#### Data under study:

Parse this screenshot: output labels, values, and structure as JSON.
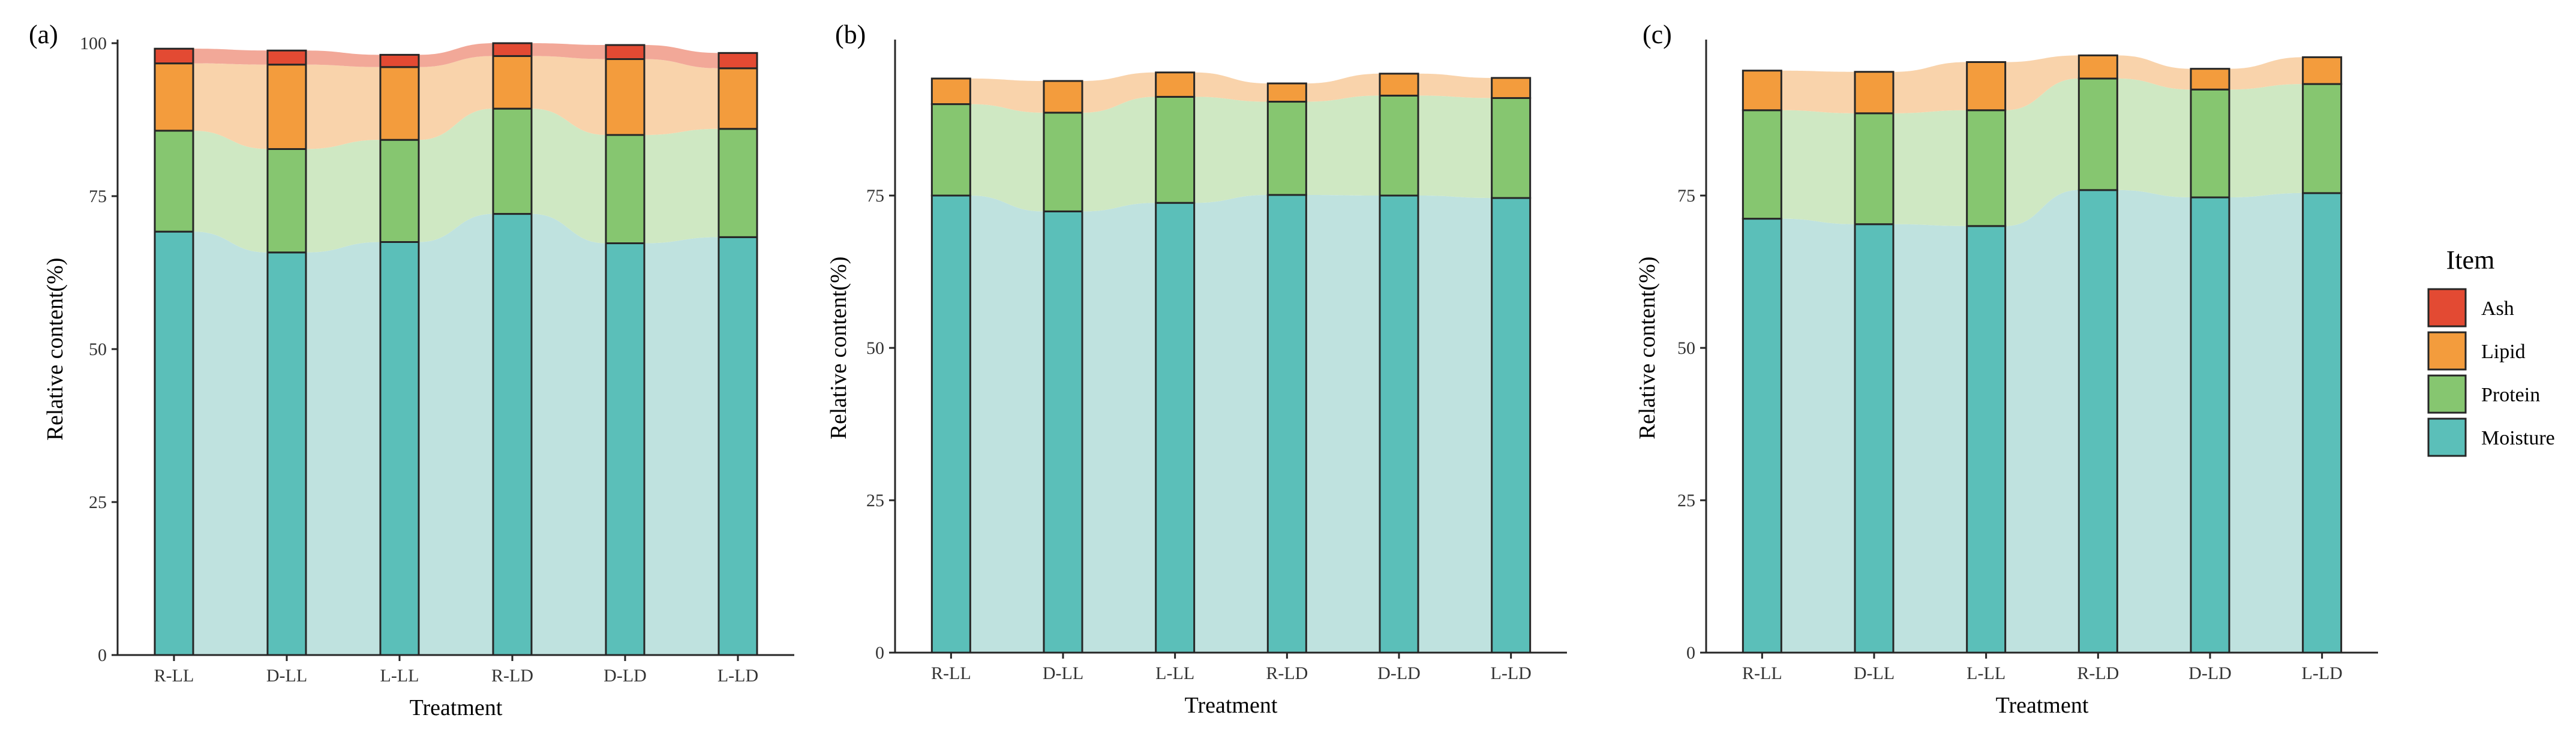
{
  "figure": {
    "legend": {
      "title": "Item",
      "items": [
        {
          "name": "Ash",
          "color": "#e34a33"
        },
        {
          "name": "Lipid",
          "color": "#f39c3d"
        },
        {
          "name": "Protein",
          "color": "#86c670"
        },
        {
          "name": "Moisture",
          "color": "#5bbfb9"
        }
      ]
    },
    "layer_colors": {
      "Moisture": "#bfe2df",
      "Protein": "#cfe8c3",
      "Lipid": "#f9d3ab",
      "Ash": "#f2a898"
    }
  },
  "chart_data": [
    {
      "type": "bar",
      "stacked": true,
      "panel_label": "(a)",
      "categories": [
        "R-LL",
        "D-LL",
        "L-LL",
        "R-LD",
        "D-LD",
        "L-LD"
      ],
      "series": [
        {
          "name": "Moisture",
          "values": [
            69.2,
            65.8,
            67.5,
            72.1,
            67.3,
            68.3
          ]
        },
        {
          "name": "Protein",
          "values": [
            16.5,
            16.9,
            16.7,
            17.2,
            17.7,
            17.7
          ]
        },
        {
          "name": "Lipid",
          "values": [
            11.0,
            13.8,
            11.9,
            8.6,
            12.4,
            9.9
          ]
        },
        {
          "name": "Ash",
          "values": [
            2.4,
            2.3,
            2.0,
            2.1,
            2.3,
            2.5
          ]
        }
      ],
      "xlabel": "Treatment",
      "ylabel": "Relative content(%)",
      "ylim": [
        0,
        100
      ],
      "yticks": [
        0,
        25,
        50,
        75,
        100
      ],
      "ytick_labels": [
        "0",
        "25",
        "50",
        "75",
        "100"
      ],
      "legend": "right"
    },
    {
      "type": "bar",
      "stacked": true,
      "panel_label": "(b)",
      "categories": [
        "R-LL",
        "D-LL",
        "L-LL",
        "R-LD",
        "D-LD",
        "L-LD"
      ],
      "series": [
        {
          "name": "Moisture",
          "values": [
            75.0,
            72.4,
            73.8,
            75.1,
            75.0,
            74.6
          ]
        },
        {
          "name": "Protein",
          "values": [
            15.0,
            16.2,
            17.4,
            15.3,
            16.4,
            16.4
          ]
        },
        {
          "name": "Lipid",
          "values": [
            4.2,
            5.2,
            4.0,
            3.0,
            3.6,
            3.3
          ]
        }
      ],
      "xlabel": "Treatment",
      "ylabel": "Relative content(%)",
      "ylim": [
        0,
        100
      ],
      "yticks": [
        0,
        25,
        50,
        75
      ],
      "ytick_labels": [
        "0",
        "25",
        "50",
        "75"
      ],
      "legend": "right"
    },
    {
      "type": "bar",
      "stacked": true,
      "panel_label": "(c)",
      "categories": [
        "R-LL",
        "D-LL",
        "L-LL",
        "R-LD",
        "D-LD",
        "L-LD"
      ],
      "series": [
        {
          "name": "Moisture",
          "values": [
            71.2,
            70.3,
            70.0,
            75.9,
            74.7,
            75.4
          ]
        },
        {
          "name": "Protein",
          "values": [
            17.8,
            18.2,
            19.0,
            18.3,
            17.7,
            17.9
          ]
        },
        {
          "name": "Lipid",
          "values": [
            6.5,
            6.8,
            7.9,
            3.8,
            3.4,
            4.4
          ]
        }
      ],
      "xlabel": "Treatment",
      "ylabel": "Relative content(%)",
      "ylim": [
        0,
        100
      ],
      "yticks": [
        0,
        25,
        50,
        75
      ],
      "ytick_labels": [
        "0",
        "25",
        "50",
        "75"
      ],
      "legend": "right"
    }
  ]
}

#### What the task requires:
An exact copy of all the records, free of pictures, is the expected answer.

#### Response to this task:
Parse this screenshot: output labels, values, and structure as JSON.
{
  "figure": {
    "legend": {
      "title": "Item",
      "items": [
        {
          "name": "Ash",
          "color": "#e34a33"
        },
        {
          "name": "Lipid",
          "color": "#f39c3d"
        },
        {
          "name": "Protein",
          "color": "#86c670"
        },
        {
          "name": "Moisture",
          "color": "#5bbfb9"
        }
      ]
    },
    "layer_colors": {
      "Moisture": "#bfe2df",
      "Protein": "#cfe8c3",
      "Lipid": "#f9d3ab",
      "Ash": "#f2a898"
    }
  },
  "chart_data": [
    {
      "type": "bar",
      "stacked": true,
      "panel_label": "(a)",
      "categories": [
        "R-LL",
        "D-LL",
        "L-LL",
        "R-LD",
        "D-LD",
        "L-LD"
      ],
      "series": [
        {
          "name": "Moisture",
          "values": [
            69.2,
            65.8,
            67.5,
            72.1,
            67.3,
            68.3
          ]
        },
        {
          "name": "Protein",
          "values": [
            16.5,
            16.9,
            16.7,
            17.2,
            17.7,
            17.7
          ]
        },
        {
          "name": "Lipid",
          "values": [
            11.0,
            13.8,
            11.9,
            8.6,
            12.4,
            9.9
          ]
        },
        {
          "name": "Ash",
          "values": [
            2.4,
            2.3,
            2.0,
            2.1,
            2.3,
            2.5
          ]
        }
      ],
      "xlabel": "Treatment",
      "ylabel": "Relative content(%)",
      "ylim": [
        0,
        100
      ],
      "yticks": [
        0,
        25,
        50,
        75,
        100
      ],
      "ytick_labels": [
        "0",
        "25",
        "50",
        "75",
        "100"
      ],
      "legend": "right"
    },
    {
      "type": "bar",
      "stacked": true,
      "panel_label": "(b)",
      "categories": [
        "R-LL",
        "D-LL",
        "L-LL",
        "R-LD",
        "D-LD",
        "L-LD"
      ],
      "series": [
        {
          "name": "Moisture",
          "values": [
            75.0,
            72.4,
            73.8,
            75.1,
            75.0,
            74.6
          ]
        },
        {
          "name": "Protein",
          "values": [
            15.0,
            16.2,
            17.4,
            15.3,
            16.4,
            16.4
          ]
        },
        {
          "name": "Lipid",
          "values": [
            4.2,
            5.2,
            4.0,
            3.0,
            3.6,
            3.3
          ]
        }
      ],
      "xlabel": "Treatment",
      "ylabel": "Relative content(%)",
      "ylim": [
        0,
        100
      ],
      "yticks": [
        0,
        25,
        50,
        75
      ],
      "ytick_labels": [
        "0",
        "25",
        "50",
        "75"
      ],
      "legend": "right"
    },
    {
      "type": "bar",
      "stacked": true,
      "panel_label": "(c)",
      "categories": [
        "R-LL",
        "D-LL",
        "L-LL",
        "R-LD",
        "D-LD",
        "L-LD"
      ],
      "series": [
        {
          "name": "Moisture",
          "values": [
            71.2,
            70.3,
            70.0,
            75.9,
            74.7,
            75.4
          ]
        },
        {
          "name": "Protein",
          "values": [
            17.8,
            18.2,
            19.0,
            18.3,
            17.7,
            17.9
          ]
        },
        {
          "name": "Lipid",
          "values": [
            6.5,
            6.8,
            7.9,
            3.8,
            3.4,
            4.4
          ]
        }
      ],
      "xlabel": "Treatment",
      "ylabel": "Relative content(%)",
      "ylim": [
        0,
        100
      ],
      "yticks": [
        0,
        25,
        50,
        75
      ],
      "ytick_labels": [
        "0",
        "25",
        "50",
        "75"
      ],
      "legend": "right"
    }
  ]
}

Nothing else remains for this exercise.